(Page segmentation data)
>>>

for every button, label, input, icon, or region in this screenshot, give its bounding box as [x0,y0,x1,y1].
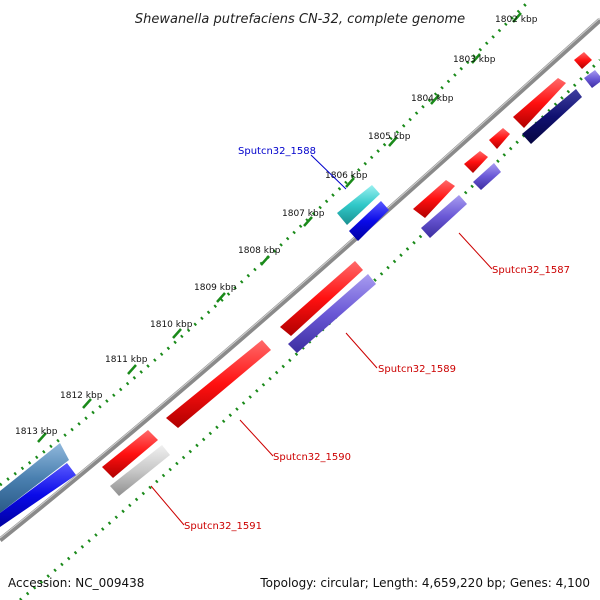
scale-tick [82,398,92,409]
accession-text: Accession: NC_009438 [8,576,145,590]
scale-tick [127,364,137,375]
gene-label-1589[interactable]: Sputcn32_1589 [378,364,456,375]
callout-line [150,485,185,526]
tick-label: 1810 kbp [150,320,193,330]
gene-arrow-1591-rev[interactable] [110,445,170,496]
scale-tick [430,94,440,105]
scale-tick [37,432,47,443]
gene-arrow-1589[interactable] [280,261,363,336]
scale-tick [471,53,481,64]
gene-arrow[interactable] [0,443,69,513]
gene-arrow[interactable] [349,201,389,241]
tick-label: 1809 kbp [194,283,237,293]
topology-text: Topology: circular; Length: 4,659,220 bp… [260,576,590,590]
scale-tick [216,292,226,303]
gene-arrow-1588[interactable] [337,185,380,225]
gene-label-1590[interactable]: Sputcn32_1590 [273,452,351,463]
callout-line [345,332,378,369]
scale-tick [260,255,270,266]
gene-arrow-1589-rev[interactable] [288,274,376,353]
tick-label: 1813 kbp [15,427,58,437]
tick-label: 1803 kbp [453,55,496,65]
scale-tick [172,328,182,339]
gene-label-1591[interactable]: Sputcn32_1591 [184,521,262,532]
tick-label: 1804 kbp [411,94,454,104]
scale-ticks [37,12,522,443]
gene-arrow-1587[interactable] [413,180,455,218]
tick-label: 1806 kbp [325,171,368,181]
gene-arrow[interactable] [489,128,510,149]
gene-label-1588[interactable]: Sputcn32_1588 [238,146,316,157]
callout-lines [150,154,493,526]
gene-arrow[interactable] [574,52,592,69]
scale-dotted-line [0,0,532,487]
gene-arrow[interactable] [584,70,600,88]
map-title: Shewanella putrefaciens CN-32, complete … [135,12,465,27]
tick-label: 1802 kbp [495,15,538,25]
gene-arrow[interactable] [513,78,566,128]
gene-arrow[interactable] [522,89,582,144]
tick-label: 1812 kbp [60,391,103,401]
upper-genes [0,185,389,527]
callout-line [239,419,274,457]
gene-arrow[interactable] [473,163,501,190]
gene-arrow-1591[interactable] [102,430,158,478]
gene-arrow-1587-rev[interactable] [421,195,467,238]
forward-genes [102,52,592,478]
scale-tick [388,136,398,147]
scale-tick-labels: 1802 kbp 1803 kbp 1804 kbp 1805 kbp 1806… [15,15,538,437]
tick-label: 1808 kbp [238,246,281,256]
tick-label: 1805 kbp [368,132,411,142]
gene-arrow[interactable] [464,151,488,173]
gene-arrow[interactable] [0,463,76,527]
tick-label: 1807 kbp [282,209,325,219]
tick-label: 1811 kbp [105,355,148,365]
scale-tick [345,177,355,188]
genome-backbone [0,18,600,542]
gene-labels: Sputcn32_1588 Sputcn32_1587 Sputcn32_158… [184,146,570,532]
callout-line [310,154,347,190]
reverse-genes [110,70,600,496]
scale-tick [512,12,522,23]
genome-backbone-highlight [0,17,600,539]
gene-arrow-1590[interactable] [166,340,271,428]
gene-label-1587[interactable]: Sputcn32_1587 [492,265,570,276]
scale-tick [303,216,313,227]
callout-line [458,232,493,270]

<<<

Task description: Output every entry verbatim but skip the pictures.

Your solution:
for every button, label, input, icon, or region in this screenshot, give its bounding box as [x0,y0,x1,y1].
scale-tick [82,398,92,409]
accession-text: Accession: NC_009438 [8,576,145,590]
scale-tick [127,364,137,375]
gene-label-1589[interactable]: Sputcn32_1589 [378,364,456,375]
callout-line [150,485,185,526]
tick-label: 1810 kbp [150,320,193,330]
gene-arrow-1591-rev[interactable] [110,445,170,496]
scale-tick [430,94,440,105]
scale-tick [37,432,47,443]
gene-arrow-1589[interactable] [280,261,363,336]
scale-tick [471,53,481,64]
gene-arrow[interactable] [0,443,69,513]
gene-arrow[interactable] [349,201,389,241]
tick-label: 1809 kbp [194,283,237,293]
topology-text: Topology: circular; Length: 4,659,220 bp… [260,576,590,590]
scale-tick [216,292,226,303]
gene-arrow-1588[interactable] [337,185,380,225]
gene-label-1590[interactable]: Sputcn32_1590 [273,452,351,463]
callout-line [345,332,378,369]
scale-tick [260,255,270,266]
gene-arrow-1589-rev[interactable] [288,274,376,353]
tick-label: 1813 kbp [15,427,58,437]
tick-label: 1803 kbp [453,55,496,65]
scale-tick [172,328,182,339]
gene-label-1591[interactable]: Sputcn32_1591 [184,521,262,532]
tick-label: 1804 kbp [411,94,454,104]
scale-ticks [37,12,522,443]
gene-arrow-1587[interactable] [413,180,455,218]
tick-label: 1806 kbp [325,171,368,181]
gene-arrow[interactable] [489,128,510,149]
gene-label-1588[interactable]: Sputcn32_1588 [238,146,316,157]
callout-lines [150,154,493,526]
gene-arrow[interactable] [574,52,592,69]
scale-dotted-line [0,0,532,487]
gene-arrow[interactable] [584,70,600,88]
map-title: Shewanella putrefaciens CN-32, complete … [135,12,465,27]
tick-label: 1802 kbp [495,15,538,25]
gene-arrow[interactable] [513,78,566,128]
gene-arrow[interactable] [522,89,582,144]
tick-label: 1812 kbp [60,391,103,401]
upper-genes [0,185,389,527]
callout-line [239,419,274,457]
gene-arrow[interactable] [473,163,501,190]
gene-arrow-1591[interactable] [102,430,158,478]
gene-arrow-1587-rev[interactable] [421,195,467,238]
forward-genes [102,52,592,478]
scale-tick [388,136,398,147]
scale-tick-labels: 1802 kbp 1803 kbp 1804 kbp 1805 kbp 1806… [15,15,538,437]
tick-label: 1808 kbp [238,246,281,256]
tick-label: 1805 kbp [368,132,411,142]
gene-arrow[interactable] [464,151,488,173]
gene-arrow[interactable] [0,463,76,527]
tick-label: 1807 kbp [282,209,325,219]
tick-label: 1811 kbp [105,355,148,365]
scale-tick [345,177,355,188]
genome-backbone [0,18,600,542]
gene-labels: Sputcn32_1588 Sputcn32_1587 Sputcn32_158… [184,146,570,532]
callout-line [310,154,347,190]
reverse-genes [110,70,600,496]
scale-tick [512,12,522,23]
genome-backbone-highlight [0,17,600,539]
gene-arrow-1590[interactable] [166,340,271,428]
gene-label-1587[interactable]: Sputcn32_1587 [492,265,570,276]
scale-tick [303,216,313,227]
callout-line [458,232,493,270]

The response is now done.